WHAT THE TASK ASKS ::
Please quote every line word for word.

━━━━━ RECORDS PROVIDED

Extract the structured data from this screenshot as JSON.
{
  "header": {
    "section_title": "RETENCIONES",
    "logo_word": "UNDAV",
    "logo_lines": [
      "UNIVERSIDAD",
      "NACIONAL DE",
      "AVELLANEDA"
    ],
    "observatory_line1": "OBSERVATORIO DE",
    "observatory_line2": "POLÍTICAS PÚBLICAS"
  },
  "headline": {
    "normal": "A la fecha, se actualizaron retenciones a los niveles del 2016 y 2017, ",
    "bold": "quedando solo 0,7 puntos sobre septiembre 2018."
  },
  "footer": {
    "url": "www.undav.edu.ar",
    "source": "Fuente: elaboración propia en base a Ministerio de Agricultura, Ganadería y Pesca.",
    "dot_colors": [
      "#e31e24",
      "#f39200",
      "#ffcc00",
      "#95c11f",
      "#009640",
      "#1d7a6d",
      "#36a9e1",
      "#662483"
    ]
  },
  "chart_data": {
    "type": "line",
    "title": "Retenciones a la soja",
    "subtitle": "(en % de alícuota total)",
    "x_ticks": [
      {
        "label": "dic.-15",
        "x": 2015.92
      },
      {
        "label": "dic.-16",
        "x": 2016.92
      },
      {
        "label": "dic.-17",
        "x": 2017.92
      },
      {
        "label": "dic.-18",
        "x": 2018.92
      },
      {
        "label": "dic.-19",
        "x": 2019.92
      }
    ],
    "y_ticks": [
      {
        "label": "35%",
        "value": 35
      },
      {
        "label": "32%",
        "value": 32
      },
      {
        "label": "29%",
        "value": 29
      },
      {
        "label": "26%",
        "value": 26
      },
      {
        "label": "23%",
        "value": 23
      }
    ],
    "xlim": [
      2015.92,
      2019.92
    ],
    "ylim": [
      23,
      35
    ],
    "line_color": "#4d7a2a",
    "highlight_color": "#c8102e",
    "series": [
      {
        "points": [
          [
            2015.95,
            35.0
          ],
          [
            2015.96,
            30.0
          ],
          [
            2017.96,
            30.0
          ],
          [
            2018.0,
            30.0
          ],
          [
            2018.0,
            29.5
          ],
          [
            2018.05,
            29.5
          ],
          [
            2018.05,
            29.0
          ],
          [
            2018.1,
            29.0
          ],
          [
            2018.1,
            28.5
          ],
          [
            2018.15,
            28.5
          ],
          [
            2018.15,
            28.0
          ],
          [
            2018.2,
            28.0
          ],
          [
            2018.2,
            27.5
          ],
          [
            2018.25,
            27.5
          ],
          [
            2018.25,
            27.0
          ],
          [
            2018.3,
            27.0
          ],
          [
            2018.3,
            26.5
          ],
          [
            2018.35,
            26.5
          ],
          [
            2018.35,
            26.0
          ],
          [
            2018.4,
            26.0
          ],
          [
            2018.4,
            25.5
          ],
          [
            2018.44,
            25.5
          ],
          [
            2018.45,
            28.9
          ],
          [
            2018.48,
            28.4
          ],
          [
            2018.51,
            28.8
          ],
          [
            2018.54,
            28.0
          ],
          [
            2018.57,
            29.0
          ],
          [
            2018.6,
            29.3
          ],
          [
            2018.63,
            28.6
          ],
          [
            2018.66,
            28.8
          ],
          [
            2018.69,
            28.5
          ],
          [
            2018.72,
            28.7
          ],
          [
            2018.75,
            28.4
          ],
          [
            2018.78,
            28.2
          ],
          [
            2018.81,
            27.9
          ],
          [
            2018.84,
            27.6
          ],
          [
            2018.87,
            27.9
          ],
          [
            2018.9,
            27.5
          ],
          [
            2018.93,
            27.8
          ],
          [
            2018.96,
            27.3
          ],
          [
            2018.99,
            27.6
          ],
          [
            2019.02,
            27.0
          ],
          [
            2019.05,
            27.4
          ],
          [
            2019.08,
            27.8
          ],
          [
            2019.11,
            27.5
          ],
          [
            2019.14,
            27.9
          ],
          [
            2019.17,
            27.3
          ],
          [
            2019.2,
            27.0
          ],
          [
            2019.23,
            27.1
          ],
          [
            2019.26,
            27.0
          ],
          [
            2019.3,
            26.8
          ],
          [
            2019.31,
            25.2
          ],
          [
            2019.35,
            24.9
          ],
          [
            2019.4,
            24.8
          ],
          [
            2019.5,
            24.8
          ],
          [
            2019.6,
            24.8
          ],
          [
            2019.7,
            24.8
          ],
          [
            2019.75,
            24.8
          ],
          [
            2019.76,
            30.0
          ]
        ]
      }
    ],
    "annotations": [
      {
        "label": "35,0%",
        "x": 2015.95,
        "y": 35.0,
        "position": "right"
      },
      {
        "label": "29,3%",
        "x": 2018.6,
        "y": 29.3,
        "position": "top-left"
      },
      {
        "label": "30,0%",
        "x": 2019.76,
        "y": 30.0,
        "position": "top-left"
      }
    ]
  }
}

━━━━━━━━━━

RESULT OF THE TASK ::
Extract the structured data from this screenshot as JSON.
{
  "header": {
    "section_title": "RETENCIONES",
    "logo_word": "UNDAV",
    "logo_lines": [
      "UNIVERSIDAD",
      "NACIONAL DE",
      "AVELLANEDA"
    ],
    "observatory_line1": "OBSERVATORIO DE",
    "observatory_line2": "POLÍTICAS PÚBLICAS"
  },
  "headline": {
    "normal": "A la fecha, se actualizaron retenciones a los niveles del 2016 y 2017, ",
    "bold": "quedando solo 0,7 puntos sobre septiembre 2018."
  },
  "footer": {
    "url": "www.undav.edu.ar",
    "source": "Fuente: elaboración propia en base a Ministerio de Agricultura, Ganadería y Pesca.",
    "dot_colors": [
      "#e31e24",
      "#f39200",
      "#ffcc00",
      "#95c11f",
      "#009640",
      "#1d7a6d",
      "#36a9e1",
      "#662483"
    ]
  },
  "chart_data": {
    "type": "line",
    "title": "Retenciones a la soja",
    "subtitle": "(en % de alícuota total)",
    "x_ticks": [
      {
        "label": "dic.-15",
        "x": 2015.92
      },
      {
        "label": "dic.-16",
        "x": 2016.92
      },
      {
        "label": "dic.-17",
        "x": 2017.92
      },
      {
        "label": "dic.-18",
        "x": 2018.92
      },
      {
        "label": "dic.-19",
        "x": 2019.92
      }
    ],
    "y_ticks": [
      {
        "label": "35%",
        "value": 35
      },
      {
        "label": "32%",
        "value": 32
      },
      {
        "label": "29%",
        "value": 29
      },
      {
        "label": "26%",
        "value": 26
      },
      {
        "label": "23%",
        "value": 23
      }
    ],
    "xlim": [
      2015.92,
      2019.92
    ],
    "ylim": [
      23,
      35
    ],
    "line_color": "#4d7a2a",
    "highlight_color": "#c8102e",
    "series": [
      {
        "points": [
          [
            2015.95,
            35.0
          ],
          [
            2015.96,
            30.0
          ],
          [
            2017.96,
            30.0
          ],
          [
            2018.0,
            30.0
          ],
          [
            2018.0,
            29.5
          ],
          [
            2018.05,
            29.5
          ],
          [
            2018.05,
            29.0
          ],
          [
            2018.1,
            29.0
          ],
          [
            2018.1,
            28.5
          ],
          [
            2018.15,
            28.5
          ],
          [
            2018.15,
            28.0
          ],
          [
            2018.2,
            28.0
          ],
          [
            2018.2,
            27.5
          ],
          [
            2018.25,
            27.5
          ],
          [
            2018.25,
            27.0
          ],
          [
            2018.3,
            27.0
          ],
          [
            2018.3,
            26.5
          ],
          [
            2018.35,
            26.5
          ],
          [
            2018.35,
            26.0
          ],
          [
            2018.4,
            26.0
          ],
          [
            2018.4,
            25.5
          ],
          [
            2018.44,
            25.5
          ],
          [
            2018.45,
            28.9
          ],
          [
            2018.48,
            28.4
          ],
          [
            2018.51,
            28.8
          ],
          [
            2018.54,
            28.0
          ],
          [
            2018.57,
            29.0
          ],
          [
            2018.6,
            29.3
          ],
          [
            2018.63,
            28.6
          ],
          [
            2018.66,
            28.8
          ],
          [
            2018.69,
            28.5
          ],
          [
            2018.72,
            28.7
          ],
          [
            2018.75,
            28.4
          ],
          [
            2018.78,
            28.2
          ],
          [
            2018.81,
            27.9
          ],
          [
            2018.84,
            27.6
          ],
          [
            2018.87,
            27.9
          ],
          [
            2018.9,
            27.5
          ],
          [
            2018.93,
            27.8
          ],
          [
            2018.96,
            27.3
          ],
          [
            2018.99,
            27.6
          ],
          [
            2019.02,
            27.0
          ],
          [
            2019.05,
            27.4
          ],
          [
            2019.08,
            27.8
          ],
          [
            2019.11,
            27.5
          ],
          [
            2019.14,
            27.9
          ],
          [
            2019.17,
            27.3
          ],
          [
            2019.2,
            27.0
          ],
          [
            2019.23,
            27.1
          ],
          [
            2019.26,
            27.0
          ],
          [
            2019.3,
            26.8
          ],
          [
            2019.31,
            25.2
          ],
          [
            2019.35,
            24.9
          ],
          [
            2019.4,
            24.8
          ],
          [
            2019.5,
            24.8
          ],
          [
            2019.6,
            24.8
          ],
          [
            2019.7,
            24.8
          ],
          [
            2019.75,
            24.8
          ],
          [
            2019.76,
            30.0
          ]
        ]
      }
    ],
    "annotations": [
      {
        "label": "35,0%",
        "x": 2015.95,
        "y": 35.0,
        "position": "right"
      },
      {
        "label": "29,3%",
        "x": 2018.6,
        "y": 29.3,
        "position": "top-left"
      },
      {
        "label": "30,0%",
        "x": 2019.76,
        "y": 30.0,
        "position": "top-left"
      }
    ]
  }
}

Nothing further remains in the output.